* _Exercise aim_: Of the lines in the entries, how many hold the word "Time"? Give that number alone.

* _Data shown_:
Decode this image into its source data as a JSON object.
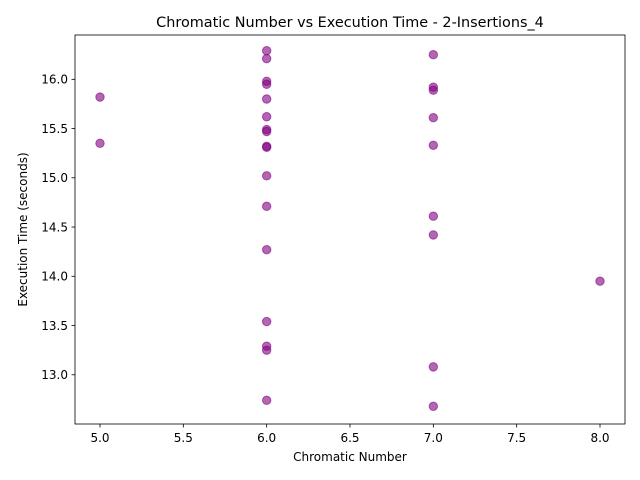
{
  "chart_data": {
    "type": "scatter",
    "title": "Chromatic Number vs Execution Time - 2-Insertions_4",
    "xlabel": "Chromatic Number",
    "ylabel": "Execution Time (seconds)",
    "xlim": [
      4.85,
      8.15
    ],
    "ylim": [
      12.5,
      16.45
    ],
    "xticks": [
      5.0,
      5.5,
      6.0,
      6.5,
      7.0,
      7.5,
      8.0
    ],
    "xtick_labels": [
      "5.0",
      "5.5",
      "6.0",
      "6.5",
      "7.0",
      "7.5",
      "8.0"
    ],
    "yticks": [
      13.0,
      13.5,
      14.0,
      14.5,
      15.0,
      15.5,
      16.0
    ],
    "ytick_labels": [
      "13.0",
      "13.5",
      "14.0",
      "14.5",
      "15.0",
      "15.5",
      "16.0"
    ],
    "grid": false,
    "legend": "none",
    "marker_color": "#800080",
    "marker_alpha": 0.6,
    "points": [
      {
        "x": 5,
        "y": 15.82
      },
      {
        "x": 5,
        "y": 15.35
      },
      {
        "x": 6,
        "y": 16.29
      },
      {
        "x": 6,
        "y": 16.21
      },
      {
        "x": 6,
        "y": 15.98
      },
      {
        "x": 6,
        "y": 15.95
      },
      {
        "x": 6,
        "y": 15.8
      },
      {
        "x": 6,
        "y": 15.62
      },
      {
        "x": 6,
        "y": 15.49
      },
      {
        "x": 6,
        "y": 15.47
      },
      {
        "x": 6,
        "y": 15.32
      },
      {
        "x": 6,
        "y": 15.31
      },
      {
        "x": 6,
        "y": 15.02
      },
      {
        "x": 6,
        "y": 14.71
      },
      {
        "x": 6,
        "y": 14.27
      },
      {
        "x": 6,
        "y": 13.54
      },
      {
        "x": 6,
        "y": 13.29
      },
      {
        "x": 6,
        "y": 13.25
      },
      {
        "x": 6,
        "y": 12.74
      },
      {
        "x": 7,
        "y": 16.25
      },
      {
        "x": 7,
        "y": 15.92
      },
      {
        "x": 7,
        "y": 15.89
      },
      {
        "x": 7,
        "y": 15.61
      },
      {
        "x": 7,
        "y": 15.33
      },
      {
        "x": 7,
        "y": 14.61
      },
      {
        "x": 7,
        "y": 14.42
      },
      {
        "x": 7,
        "y": 13.08
      },
      {
        "x": 7,
        "y": 12.68
      },
      {
        "x": 8,
        "y": 13.95
      }
    ]
  }
}
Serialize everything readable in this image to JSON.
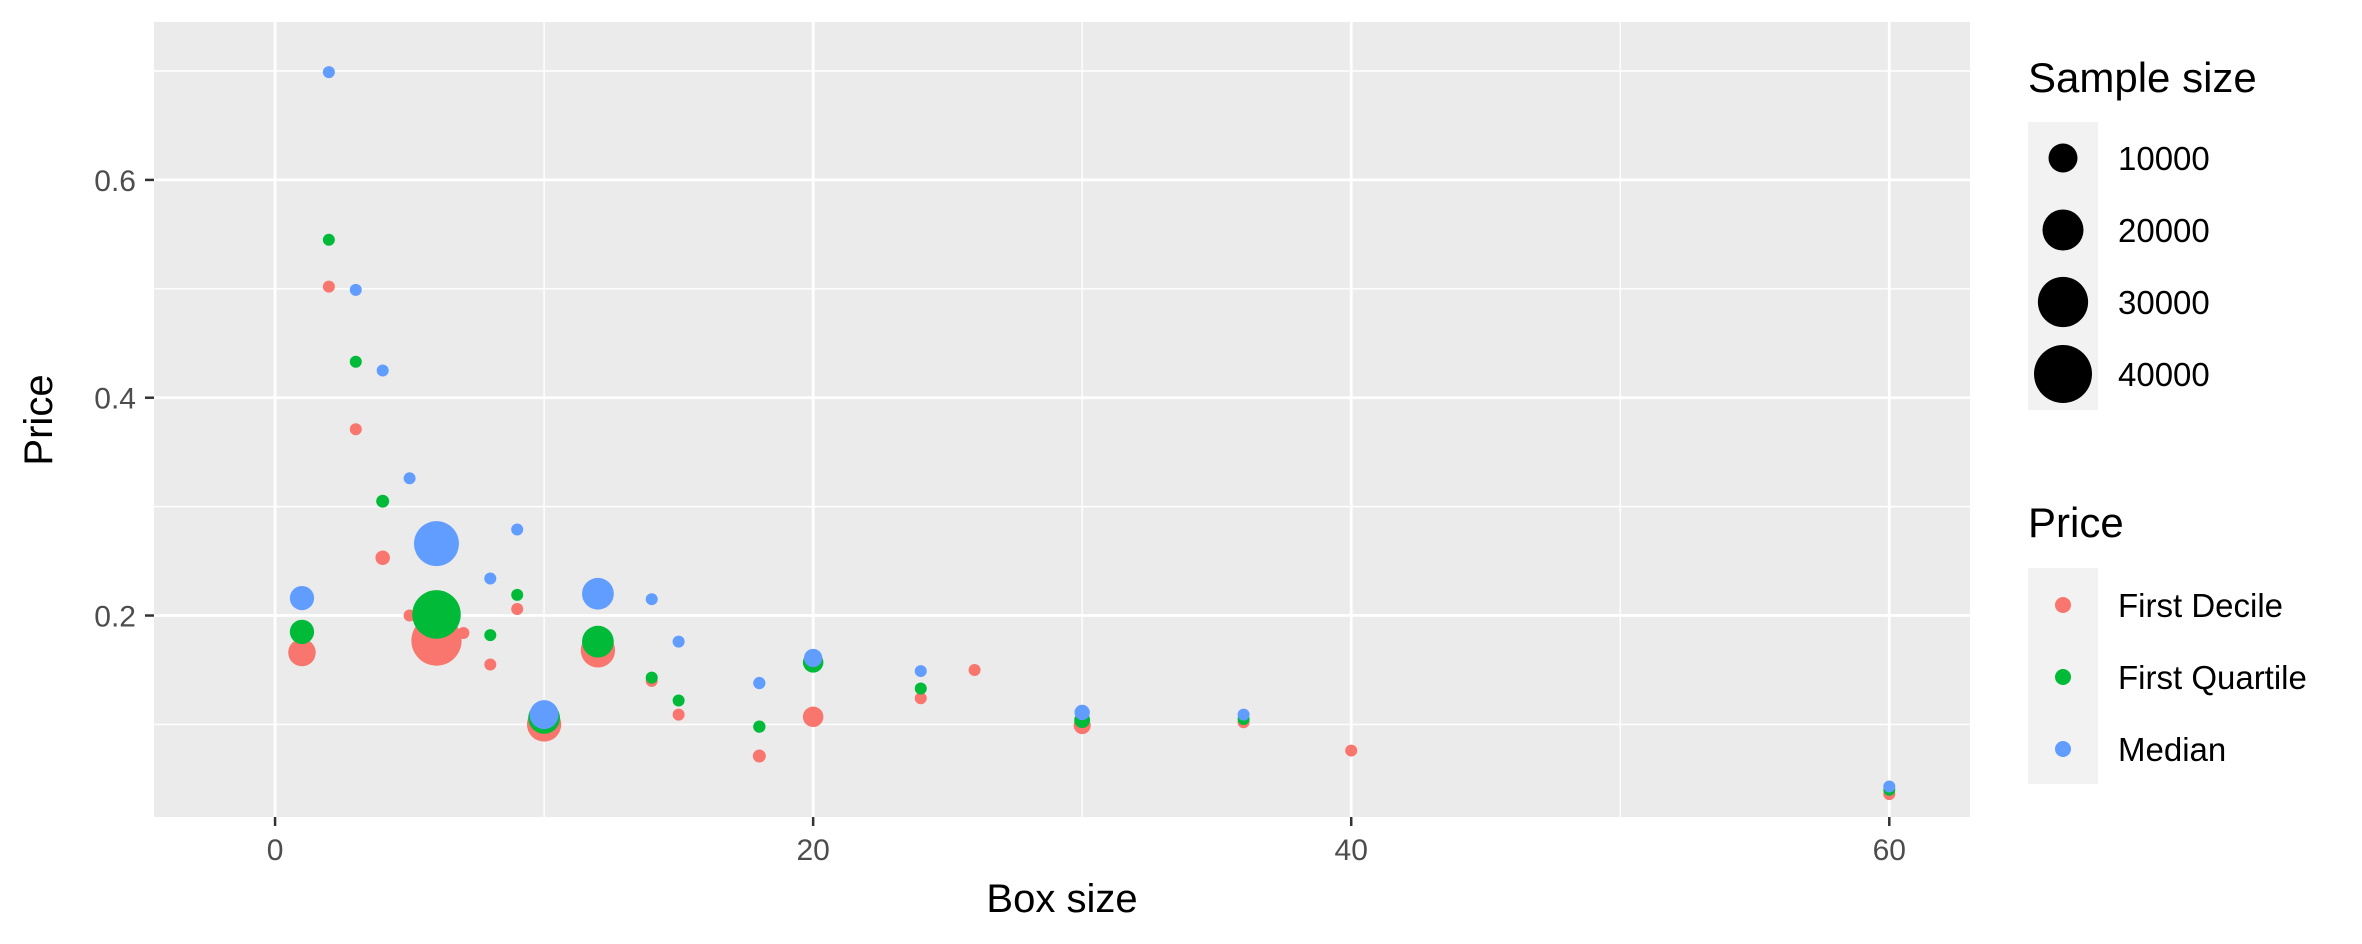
{
  "chart_data": {
    "type": "scatter",
    "title": "",
    "xlabel": "Box size",
    "ylabel": "Price",
    "xlim": [
      -4.5,
      63
    ],
    "ylim": [
      0.015,
      0.745
    ],
    "x_ticks": [
      0,
      20,
      40,
      60
    ],
    "x_tick_labels": [
      "0",
      "20",
      "40",
      "60"
    ],
    "x_minor_ticks": [
      10,
      30,
      50
    ],
    "y_ticks": [
      0.2,
      0.4,
      0.6
    ],
    "y_tick_labels": [
      "0.2",
      "0.4",
      "0.6"
    ],
    "y_minor_ticks": [
      0.1,
      0.3,
      0.5,
      0.7
    ],
    "grid": true,
    "panel_background": "#ebebeb",
    "grid_color": "#ffffff",
    "size_legend": {
      "title": "Sample size",
      "breaks": [
        10000,
        20000,
        30000,
        40000
      ],
      "labels": [
        "10000",
        "20000",
        "30000",
        "40000"
      ]
    },
    "color_legend": {
      "title": "Price",
      "placement": "right"
    },
    "series": [
      {
        "name": "First Decile",
        "color": "#F8766D",
        "points": [
          {
            "x": 1,
            "y": 0.166,
            "size": 9000
          },
          {
            "x": 2,
            "y": 0.502,
            "size": 700
          },
          {
            "x": 3,
            "y": 0.371,
            "size": 800
          },
          {
            "x": 4,
            "y": 0.253,
            "size": 2500
          },
          {
            "x": 5,
            "y": 0.2,
            "size": 600
          },
          {
            "x": 6,
            "y": 0.177,
            "size": 30000
          },
          {
            "x": 7,
            "y": 0.184,
            "size": 500
          },
          {
            "x": 8,
            "y": 0.155,
            "size": 700
          },
          {
            "x": 9,
            "y": 0.206,
            "size": 1200
          },
          {
            "x": 10,
            "y": 0.1,
            "size": 14000
          },
          {
            "x": 12,
            "y": 0.168,
            "size": 14000
          },
          {
            "x": 14,
            "y": 0.14,
            "size": 500
          },
          {
            "x": 15,
            "y": 0.109,
            "size": 1500
          },
          {
            "x": 18,
            "y": 0.071,
            "size": 2000
          },
          {
            "x": 20,
            "y": 0.107,
            "size": 5000
          },
          {
            "x": 24,
            "y": 0.124,
            "size": 1500
          },
          {
            "x": 26,
            "y": 0.15,
            "size": 400
          },
          {
            "x": 30,
            "y": 0.099,
            "size": 3500
          },
          {
            "x": 36,
            "y": 0.102,
            "size": 500
          },
          {
            "x": 40,
            "y": 0.076,
            "size": 500
          },
          {
            "x": 60,
            "y": 0.036,
            "size": 500
          }
        ]
      },
      {
        "name": "First Quartile",
        "color": "#00BA38",
        "points": [
          {
            "x": 1,
            "y": 0.185,
            "size": 7000
          },
          {
            "x": 2,
            "y": 0.545,
            "size": 500
          },
          {
            "x": 3,
            "y": 0.433,
            "size": 700
          },
          {
            "x": 4,
            "y": 0.305,
            "size": 2000
          },
          {
            "x": 6,
            "y": 0.201,
            "size": 28000
          },
          {
            "x": 8,
            "y": 0.182,
            "size": 600
          },
          {
            "x": 9,
            "y": 0.219,
            "size": 700
          },
          {
            "x": 10,
            "y": 0.106,
            "size": 12000
          },
          {
            "x": 12,
            "y": 0.176,
            "size": 12000
          },
          {
            "x": 14,
            "y": 0.143,
            "size": 400
          },
          {
            "x": 15,
            "y": 0.122,
            "size": 1200
          },
          {
            "x": 18,
            "y": 0.098,
            "size": 1800
          },
          {
            "x": 20,
            "y": 0.157,
            "size": 5000
          },
          {
            "x": 24,
            "y": 0.133,
            "size": 1000
          },
          {
            "x": 30,
            "y": 0.104,
            "size": 3000
          },
          {
            "x": 36,
            "y": 0.105,
            "size": 300
          },
          {
            "x": 60,
            "y": 0.04,
            "size": 300
          }
        ]
      },
      {
        "name": "Median",
        "color": "#619CFF",
        "points": [
          {
            "x": 1,
            "y": 0.216,
            "size": 7000
          },
          {
            "x": 2,
            "y": 0.699,
            "size": 500
          },
          {
            "x": 3,
            "y": 0.499,
            "size": 700
          },
          {
            "x": 4,
            "y": 0.425,
            "size": 1700
          },
          {
            "x": 5,
            "y": 0.326,
            "size": 400
          },
          {
            "x": 6,
            "y": 0.266,
            "size": 24000
          },
          {
            "x": 8,
            "y": 0.234,
            "size": 500
          },
          {
            "x": 9,
            "y": 0.279,
            "size": 900
          },
          {
            "x": 10,
            "y": 0.109,
            "size": 10000
          },
          {
            "x": 12,
            "y": 0.22,
            "size": 12000
          },
          {
            "x": 14,
            "y": 0.215,
            "size": 400
          },
          {
            "x": 15,
            "y": 0.176,
            "size": 1500
          },
          {
            "x": 18,
            "y": 0.138,
            "size": 1800
          },
          {
            "x": 20,
            "y": 0.161,
            "size": 4000
          },
          {
            "x": 24,
            "y": 0.149,
            "size": 1500
          },
          {
            "x": 30,
            "y": 0.111,
            "size": 2800
          },
          {
            "x": 36,
            "y": 0.109,
            "size": 300
          },
          {
            "x": 60,
            "y": 0.043,
            "size": 300
          }
        ]
      }
    ]
  }
}
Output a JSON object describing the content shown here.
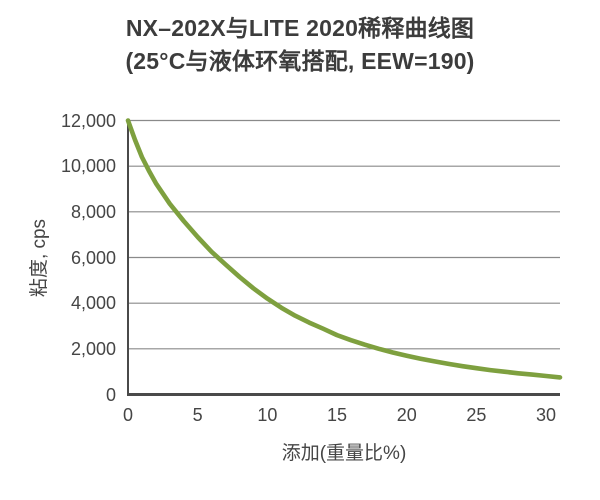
{
  "title": "NX–202X与LITE 2020稀释曲线图",
  "subtitle": "(25°C与液体环氧搭配, EEW=190)",
  "chart_data": {
    "type": "line",
    "title": "NX–202X与LITE 2020稀释曲线图",
    "subtitle": "(25°C与液体环氧搭配, EEW=190)",
    "xlabel": "添加(重量比%)",
    "ylabel": "粘度, cps",
    "xlim": [
      0,
      31
    ],
    "ylim": [
      0,
      12000
    ],
    "xticks": [
      0,
      5,
      10,
      15,
      20,
      25,
      30
    ],
    "xtick_labels": [
      "0",
      "5",
      "10",
      "15",
      "20",
      "25",
      "30"
    ],
    "yticks": [
      0,
      2000,
      4000,
      6000,
      8000,
      10000,
      12000
    ],
    "ytick_labels": [
      "0",
      "2,000",
      "4,000",
      "6,000",
      "8,000",
      "10,000",
      "12,000"
    ],
    "grid": "horizontal",
    "legend": "none",
    "series": [
      {
        "name": "NX-202X稀释曲线",
        "x": [
          0,
          0.5,
          1,
          1.5,
          2,
          3,
          4,
          5,
          6,
          7,
          8,
          9,
          10,
          11,
          12,
          13,
          14,
          15,
          16,
          17,
          18,
          19,
          20,
          21,
          22,
          23,
          24,
          25,
          26,
          27,
          28,
          29,
          30,
          31
        ],
        "y": [
          12000,
          11150,
          10400,
          9800,
          9250,
          8350,
          7600,
          6900,
          6250,
          5700,
          5150,
          4650,
          4200,
          3800,
          3450,
          3150,
          2880,
          2600,
          2380,
          2180,
          2000,
          1840,
          1700,
          1570,
          1450,
          1340,
          1240,
          1150,
          1070,
          1000,
          930,
          870,
          810,
          750
        ]
      }
    ],
    "colors": {
      "line": "#7EA03F",
      "grid": "#8A8A8A",
      "axis": "#4A4A4A",
      "text": "#454545",
      "title_text": "#3C3C3C",
      "background": "#FFFFFF"
    }
  }
}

* _Answer to this problem_: 2